**Raw records**
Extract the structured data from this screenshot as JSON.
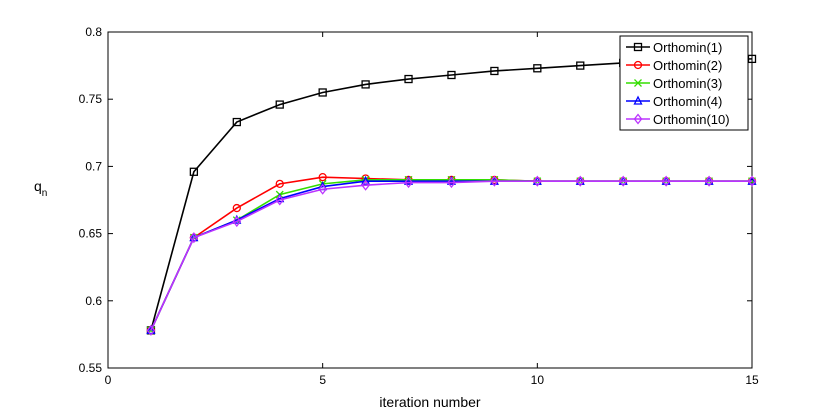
{
  "chart_data": {
    "type": "line",
    "xlabel": "iteration number",
    "ylabel": "q",
    "ylabel_sub": "n",
    "xlim": [
      0,
      15
    ],
    "ylim": [
      0.55,
      0.8
    ],
    "xticks": [
      0,
      5,
      10,
      15
    ],
    "yticks": [
      0.55,
      0.6,
      0.65,
      0.7,
      0.75,
      0.8
    ],
    "xtick_labels": [
      "0",
      "5",
      "10",
      "15"
    ],
    "ytick_labels": [
      "0.55",
      "0.6",
      "0.65",
      "0.7",
      "0.75",
      "0.8"
    ],
    "grid": false,
    "legend_position": "top-right",
    "x": [
      1,
      2,
      3,
      4,
      5,
      6,
      7,
      8,
      9,
      10,
      11,
      12,
      13,
      14,
      15
    ],
    "series": [
      {
        "name": "Orthomin(1)",
        "color": "#000000",
        "marker": "square",
        "values": [
          0.578,
          0.696,
          0.733,
          0.746,
          0.755,
          0.761,
          0.765,
          0.768,
          0.771,
          0.773,
          0.775,
          0.777,
          0.778,
          0.779,
          0.78
        ]
      },
      {
        "name": "Orthomin(2)",
        "color": "#ff0000",
        "marker": "circle",
        "values": [
          0.578,
          0.647,
          0.669,
          0.687,
          0.692,
          0.691,
          0.69,
          0.69,
          0.69,
          0.689,
          0.689,
          0.689,
          0.689,
          0.689,
          0.689
        ]
      },
      {
        "name": "Orthomin(3)",
        "color": "#33dd00",
        "marker": "x",
        "values": [
          0.578,
          0.647,
          0.66,
          0.679,
          0.687,
          0.69,
          0.69,
          0.69,
          0.69,
          0.689,
          0.689,
          0.689,
          0.689,
          0.689,
          0.689
        ]
      },
      {
        "name": "Orthomin(4)",
        "color": "#0000ff",
        "marker": "triangle",
        "values": [
          0.578,
          0.647,
          0.66,
          0.676,
          0.685,
          0.689,
          0.689,
          0.689,
          0.689,
          0.689,
          0.689,
          0.689,
          0.689,
          0.689,
          0.689
        ]
      },
      {
        "name": "Orthomin(10)",
        "color": "#bb33ff",
        "marker": "diamond",
        "values": [
          0.578,
          0.647,
          0.659,
          0.675,
          0.683,
          0.686,
          0.688,
          0.688,
          0.689,
          0.689,
          0.689,
          0.689,
          0.689,
          0.689,
          0.689
        ]
      }
    ]
  }
}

**Your goal**
Without the pictures, repeat all the records word for word.

**Exercise output**
Extract the structured data from this screenshot as JSON.
{
  "chart_data": {
    "type": "line",
    "xlabel": "iteration number",
    "ylabel": "q",
    "ylabel_sub": "n",
    "xlim": [
      0,
      15
    ],
    "ylim": [
      0.55,
      0.8
    ],
    "xticks": [
      0,
      5,
      10,
      15
    ],
    "yticks": [
      0.55,
      0.6,
      0.65,
      0.7,
      0.75,
      0.8
    ],
    "xtick_labels": [
      "0",
      "5",
      "10",
      "15"
    ],
    "ytick_labels": [
      "0.55",
      "0.6",
      "0.65",
      "0.7",
      "0.75",
      "0.8"
    ],
    "grid": false,
    "legend_position": "top-right",
    "x": [
      1,
      2,
      3,
      4,
      5,
      6,
      7,
      8,
      9,
      10,
      11,
      12,
      13,
      14,
      15
    ],
    "series": [
      {
        "name": "Orthomin(1)",
        "color": "#000000",
        "marker": "square",
        "values": [
          0.578,
          0.696,
          0.733,
          0.746,
          0.755,
          0.761,
          0.765,
          0.768,
          0.771,
          0.773,
          0.775,
          0.777,
          0.778,
          0.779,
          0.78
        ]
      },
      {
        "name": "Orthomin(2)",
        "color": "#ff0000",
        "marker": "circle",
        "values": [
          0.578,
          0.647,
          0.669,
          0.687,
          0.692,
          0.691,
          0.69,
          0.69,
          0.69,
          0.689,
          0.689,
          0.689,
          0.689,
          0.689,
          0.689
        ]
      },
      {
        "name": "Orthomin(3)",
        "color": "#33dd00",
        "marker": "x",
        "values": [
          0.578,
          0.647,
          0.66,
          0.679,
          0.687,
          0.69,
          0.69,
          0.69,
          0.69,
          0.689,
          0.689,
          0.689,
          0.689,
          0.689,
          0.689
        ]
      },
      {
        "name": "Orthomin(4)",
        "color": "#0000ff",
        "marker": "triangle",
        "values": [
          0.578,
          0.647,
          0.66,
          0.676,
          0.685,
          0.689,
          0.689,
          0.689,
          0.689,
          0.689,
          0.689,
          0.689,
          0.689,
          0.689,
          0.689
        ]
      },
      {
        "name": "Orthomin(10)",
        "color": "#bb33ff",
        "marker": "diamond",
        "values": [
          0.578,
          0.647,
          0.659,
          0.675,
          0.683,
          0.686,
          0.688,
          0.688,
          0.689,
          0.689,
          0.689,
          0.689,
          0.689,
          0.689,
          0.689
        ]
      }
    ]
  }
}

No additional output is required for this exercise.